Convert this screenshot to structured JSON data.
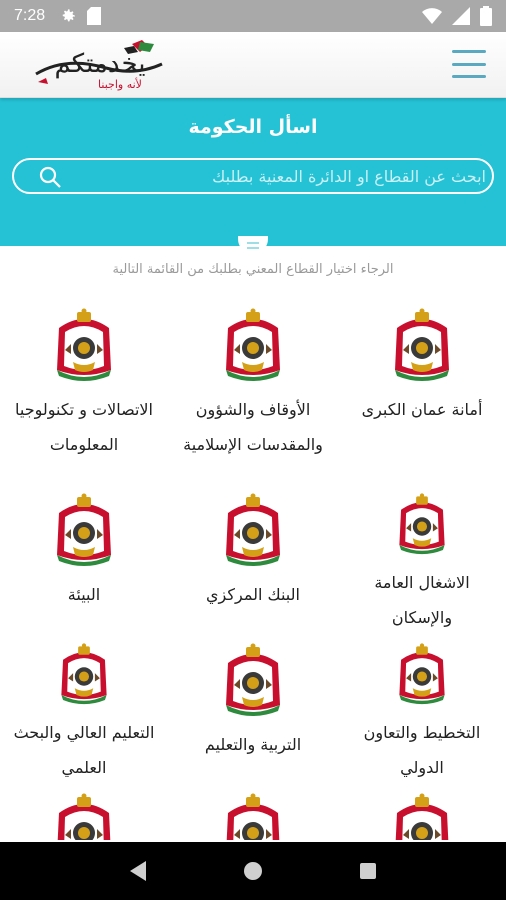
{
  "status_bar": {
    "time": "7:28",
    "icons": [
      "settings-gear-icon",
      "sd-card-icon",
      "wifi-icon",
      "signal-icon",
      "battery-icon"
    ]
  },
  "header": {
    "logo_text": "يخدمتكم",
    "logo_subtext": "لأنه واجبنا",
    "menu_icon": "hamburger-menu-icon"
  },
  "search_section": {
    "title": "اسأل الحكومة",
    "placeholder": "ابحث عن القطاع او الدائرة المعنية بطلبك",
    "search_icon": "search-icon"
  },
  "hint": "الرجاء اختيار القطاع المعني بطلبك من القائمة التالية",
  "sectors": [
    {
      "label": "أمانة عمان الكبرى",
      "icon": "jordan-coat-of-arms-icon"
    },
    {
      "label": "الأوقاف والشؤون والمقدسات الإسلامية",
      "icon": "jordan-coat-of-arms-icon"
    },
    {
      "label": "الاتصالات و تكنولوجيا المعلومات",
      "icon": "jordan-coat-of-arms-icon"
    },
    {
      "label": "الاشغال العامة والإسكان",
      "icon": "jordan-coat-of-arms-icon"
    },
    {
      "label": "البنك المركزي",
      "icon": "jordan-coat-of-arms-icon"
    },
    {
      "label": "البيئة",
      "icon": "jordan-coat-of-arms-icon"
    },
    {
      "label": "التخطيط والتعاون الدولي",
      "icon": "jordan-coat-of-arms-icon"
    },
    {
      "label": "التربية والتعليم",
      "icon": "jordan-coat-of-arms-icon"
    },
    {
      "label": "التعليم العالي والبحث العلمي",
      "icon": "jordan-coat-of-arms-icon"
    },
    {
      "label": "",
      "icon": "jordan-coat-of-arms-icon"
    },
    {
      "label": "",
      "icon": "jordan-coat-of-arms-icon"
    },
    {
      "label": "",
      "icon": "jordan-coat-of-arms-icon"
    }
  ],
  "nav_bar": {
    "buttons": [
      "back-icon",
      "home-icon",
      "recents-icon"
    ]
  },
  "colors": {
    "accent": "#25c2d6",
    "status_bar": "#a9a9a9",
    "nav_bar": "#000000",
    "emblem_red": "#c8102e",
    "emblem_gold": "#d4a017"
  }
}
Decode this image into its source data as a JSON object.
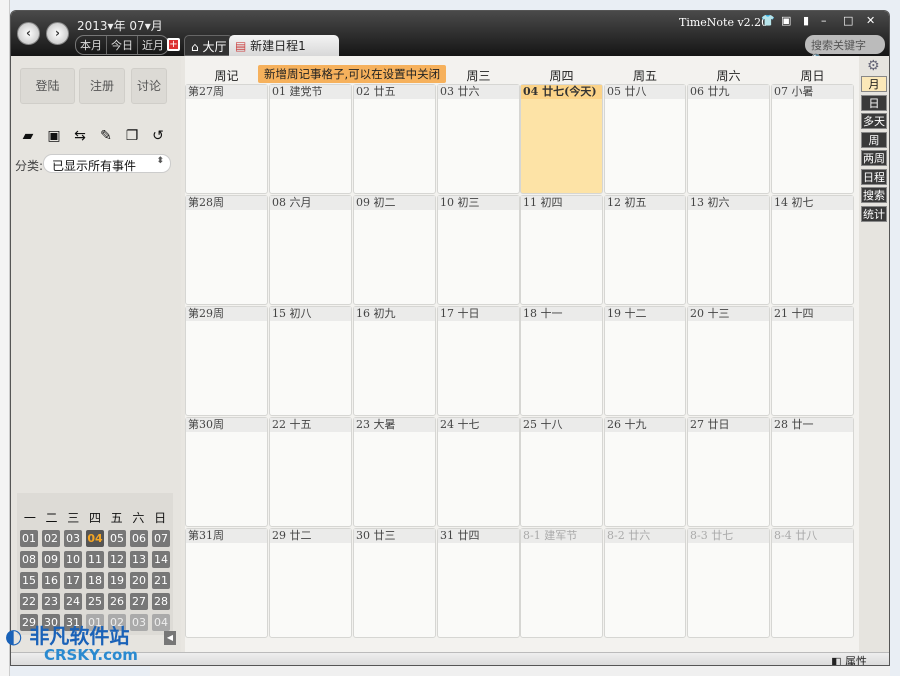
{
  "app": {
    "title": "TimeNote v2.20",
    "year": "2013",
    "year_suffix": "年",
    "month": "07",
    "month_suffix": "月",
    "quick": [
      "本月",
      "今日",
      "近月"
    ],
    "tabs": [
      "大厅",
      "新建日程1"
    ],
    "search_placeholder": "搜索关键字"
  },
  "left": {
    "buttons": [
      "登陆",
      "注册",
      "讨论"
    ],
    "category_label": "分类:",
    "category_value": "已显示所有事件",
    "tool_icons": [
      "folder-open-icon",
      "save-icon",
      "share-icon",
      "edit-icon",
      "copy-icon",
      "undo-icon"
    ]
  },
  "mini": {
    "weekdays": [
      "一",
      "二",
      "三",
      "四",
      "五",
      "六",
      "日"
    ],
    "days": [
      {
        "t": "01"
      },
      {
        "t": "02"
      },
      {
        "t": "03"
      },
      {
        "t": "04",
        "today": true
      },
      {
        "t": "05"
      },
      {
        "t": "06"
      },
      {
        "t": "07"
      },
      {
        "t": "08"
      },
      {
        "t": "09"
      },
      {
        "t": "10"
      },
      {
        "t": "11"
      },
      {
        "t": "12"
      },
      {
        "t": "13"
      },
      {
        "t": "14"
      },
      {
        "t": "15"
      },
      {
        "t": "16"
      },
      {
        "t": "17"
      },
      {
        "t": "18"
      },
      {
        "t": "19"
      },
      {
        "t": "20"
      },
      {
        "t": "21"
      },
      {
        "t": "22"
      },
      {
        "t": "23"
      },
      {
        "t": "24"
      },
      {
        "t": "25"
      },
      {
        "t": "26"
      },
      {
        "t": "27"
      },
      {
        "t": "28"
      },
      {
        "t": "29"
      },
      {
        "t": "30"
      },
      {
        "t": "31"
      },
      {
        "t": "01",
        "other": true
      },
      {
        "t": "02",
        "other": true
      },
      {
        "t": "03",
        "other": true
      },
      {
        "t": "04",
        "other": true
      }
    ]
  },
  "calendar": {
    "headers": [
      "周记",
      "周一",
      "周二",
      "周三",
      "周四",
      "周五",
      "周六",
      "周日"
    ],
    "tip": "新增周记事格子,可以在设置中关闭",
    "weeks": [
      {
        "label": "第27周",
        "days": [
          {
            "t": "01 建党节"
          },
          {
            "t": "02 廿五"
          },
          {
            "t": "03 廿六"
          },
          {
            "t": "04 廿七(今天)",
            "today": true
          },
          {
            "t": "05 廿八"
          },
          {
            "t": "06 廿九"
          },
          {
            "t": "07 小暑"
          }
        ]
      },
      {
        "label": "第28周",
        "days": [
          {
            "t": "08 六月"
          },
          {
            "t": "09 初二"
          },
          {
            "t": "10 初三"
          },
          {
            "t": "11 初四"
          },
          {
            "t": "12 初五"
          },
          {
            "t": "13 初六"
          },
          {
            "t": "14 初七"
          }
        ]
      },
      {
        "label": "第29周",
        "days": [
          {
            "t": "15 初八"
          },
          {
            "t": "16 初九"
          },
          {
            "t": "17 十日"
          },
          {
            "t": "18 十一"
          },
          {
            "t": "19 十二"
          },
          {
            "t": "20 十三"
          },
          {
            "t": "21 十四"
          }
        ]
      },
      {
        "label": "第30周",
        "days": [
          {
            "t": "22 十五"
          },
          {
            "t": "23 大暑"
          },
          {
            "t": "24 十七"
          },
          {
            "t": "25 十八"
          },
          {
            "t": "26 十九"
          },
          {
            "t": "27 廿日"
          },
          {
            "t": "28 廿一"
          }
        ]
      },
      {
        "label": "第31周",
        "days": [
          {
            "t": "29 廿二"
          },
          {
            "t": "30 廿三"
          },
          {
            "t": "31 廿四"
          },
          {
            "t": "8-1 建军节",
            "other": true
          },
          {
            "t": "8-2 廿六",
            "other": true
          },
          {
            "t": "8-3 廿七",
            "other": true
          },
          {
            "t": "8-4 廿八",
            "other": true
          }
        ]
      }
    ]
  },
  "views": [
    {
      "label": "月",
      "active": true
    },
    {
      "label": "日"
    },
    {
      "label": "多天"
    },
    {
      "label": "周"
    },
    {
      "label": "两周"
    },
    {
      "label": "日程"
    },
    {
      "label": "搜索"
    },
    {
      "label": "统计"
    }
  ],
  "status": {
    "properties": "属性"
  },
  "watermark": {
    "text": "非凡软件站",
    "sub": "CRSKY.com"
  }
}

» **EXERCISE DIRECTIONS**:
Return the listing above word for word, with the pictures removed.

» **RESPONSE TO THE EXERCISE**:
Convert this screenshot to structured JSON data.
{
  "status_bar": {
    "time": "7:28",
    "icons": [
      "settings-gear-icon",
      "sd-card-icon",
      "wifi-icon",
      "signal-icon",
      "battery-icon"
    ]
  },
  "header": {
    "logo_text": "يخدمتكم",
    "logo_subtext": "لأنه واجبنا",
    "menu_icon": "hamburger-menu-icon"
  },
  "search_section": {
    "title": "اسأل الحكومة",
    "placeholder": "ابحث عن القطاع او الدائرة المعنية بطلبك",
    "search_icon": "search-icon"
  },
  "hint": "الرجاء اختيار القطاع المعني بطلبك من القائمة التالية",
  "sectors": [
    {
      "label": "أمانة عمان الكبرى",
      "icon": "jordan-coat-of-arms-icon"
    },
    {
      "label": "الأوقاف والشؤون والمقدسات الإسلامية",
      "icon": "jordan-coat-of-arms-icon"
    },
    {
      "label": "الاتصالات و تكنولوجيا المعلومات",
      "icon": "jordan-coat-of-arms-icon"
    },
    {
      "label": "الاشغال العامة والإسكان",
      "icon": "jordan-coat-of-arms-icon"
    },
    {
      "label": "البنك المركزي",
      "icon": "jordan-coat-of-arms-icon"
    },
    {
      "label": "البيئة",
      "icon": "jordan-coat-of-arms-icon"
    },
    {
      "label": "التخطيط والتعاون الدولي",
      "icon": "jordan-coat-of-arms-icon"
    },
    {
      "label": "التربية والتعليم",
      "icon": "jordan-coat-of-arms-icon"
    },
    {
      "label": "التعليم العالي والبحث العلمي",
      "icon": "jordan-coat-of-arms-icon"
    },
    {
      "label": "",
      "icon": "jordan-coat-of-arms-icon"
    },
    {
      "label": "",
      "icon": "jordan-coat-of-arms-icon"
    },
    {
      "label": "",
      "icon": "jordan-coat-of-arms-icon"
    }
  ],
  "nav_bar": {
    "buttons": [
      "back-icon",
      "home-icon",
      "recents-icon"
    ]
  },
  "colors": {
    "accent": "#25c2d6",
    "status_bar": "#a9a9a9",
    "nav_bar": "#000000",
    "emblem_red": "#c8102e",
    "emblem_gold": "#d4a017"
  }
}
Decode this image into its source data as a JSON object.
{
  "app": {
    "title": "TimeNote v2.20",
    "year": "2013",
    "year_suffix": "年",
    "month": "07",
    "month_suffix": "月",
    "quick": [
      "本月",
      "今日",
      "近月"
    ],
    "tabs": [
      "大厅",
      "新建日程1"
    ],
    "search_placeholder": "搜索关键字"
  },
  "left": {
    "buttons": [
      "登陆",
      "注册",
      "讨论"
    ],
    "category_label": "分类:",
    "category_value": "已显示所有事件",
    "tool_icons": [
      "folder-open-icon",
      "save-icon",
      "share-icon",
      "edit-icon",
      "copy-icon",
      "undo-icon"
    ]
  },
  "mini": {
    "weekdays": [
      "一",
      "二",
      "三",
      "四",
      "五",
      "六",
      "日"
    ],
    "days": [
      {
        "t": "01"
      },
      {
        "t": "02"
      },
      {
        "t": "03"
      },
      {
        "t": "04",
        "today": true
      },
      {
        "t": "05"
      },
      {
        "t": "06"
      },
      {
        "t": "07"
      },
      {
        "t": "08"
      },
      {
        "t": "09"
      },
      {
        "t": "10"
      },
      {
        "t": "11"
      },
      {
        "t": "12"
      },
      {
        "t": "13"
      },
      {
        "t": "14"
      },
      {
        "t": "15"
      },
      {
        "t": "16"
      },
      {
        "t": "17"
      },
      {
        "t": "18"
      },
      {
        "t": "19"
      },
      {
        "t": "20"
      },
      {
        "t": "21"
      },
      {
        "t": "22"
      },
      {
        "t": "23"
      },
      {
        "t": "24"
      },
      {
        "t": "25"
      },
      {
        "t": "26"
      },
      {
        "t": "27"
      },
      {
        "t": "28"
      },
      {
        "t": "29"
      },
      {
        "t": "30"
      },
      {
        "t": "31"
      },
      {
        "t": "01",
        "other": true
      },
      {
        "t": "02",
        "other": true
      },
      {
        "t": "03",
        "other": true
      },
      {
        "t": "04",
        "other": true
      }
    ]
  },
  "calendar": {
    "headers": [
      "周记",
      "周一",
      "周二",
      "周三",
      "周四",
      "周五",
      "周六",
      "周日"
    ],
    "tip": "新增周记事格子,可以在设置中关闭",
    "weeks": [
      {
        "label": "第27周",
        "days": [
          {
            "t": "01 建党节"
          },
          {
            "t": "02 廿五"
          },
          {
            "t": "03 廿六"
          },
          {
            "t": "04 廿七(今天)",
            "today": true
          },
          {
            "t": "05 廿八"
          },
          {
            "t": "06 廿九"
          },
          {
            "t": "07 小暑"
          }
        ]
      },
      {
        "label": "第28周",
        "days": [
          {
            "t": "08 六月"
          },
          {
            "t": "09 初二"
          },
          {
            "t": "10 初三"
          },
          {
            "t": "11 初四"
          },
          {
            "t": "12 初五"
          },
          {
            "t": "13 初六"
          },
          {
            "t": "14 初七"
          }
        ]
      },
      {
        "label": "第29周",
        "days": [
          {
            "t": "15 初八"
          },
          {
            "t": "16 初九"
          },
          {
            "t": "17 十日"
          },
          {
            "t": "18 十一"
          },
          {
            "t": "19 十二"
          },
          {
            "t": "20 十三"
          },
          {
            "t": "21 十四"
          }
        ]
      },
      {
        "label": "第30周",
        "days": [
          {
            "t": "22 十五"
          },
          {
            "t": "23 大暑"
          },
          {
            "t": "24 十七"
          },
          {
            "t": "25 十八"
          },
          {
            "t": "26 十九"
          },
          {
            "t": "27 廿日"
          },
          {
            "t": "28 廿一"
          }
        ]
      },
      {
        "label": "第31周",
        "days": [
          {
            "t": "29 廿二"
          },
          {
            "t": "30 廿三"
          },
          {
            "t": "31 廿四"
          },
          {
            "t": "8-1 建军节",
            "other": true
          },
          {
            "t": "8-2 廿六",
            "other": true
          },
          {
            "t": "8-3 廿七",
            "other": true
          },
          {
            "t": "8-4 廿八",
            "other": true
          }
        ]
      }
    ]
  },
  "views": [
    {
      "label": "月",
      "active": true
    },
    {
      "label": "日"
    },
    {
      "label": "多天"
    },
    {
      "label": "周"
    },
    {
      "label": "两周"
    },
    {
      "label": "日程"
    },
    {
      "label": "搜索"
    },
    {
      "label": "统计"
    }
  ],
  "status": {
    "properties": "属性"
  },
  "watermark": {
    "text": "非凡软件站",
    "sub": "CRSKY.com"
  }
}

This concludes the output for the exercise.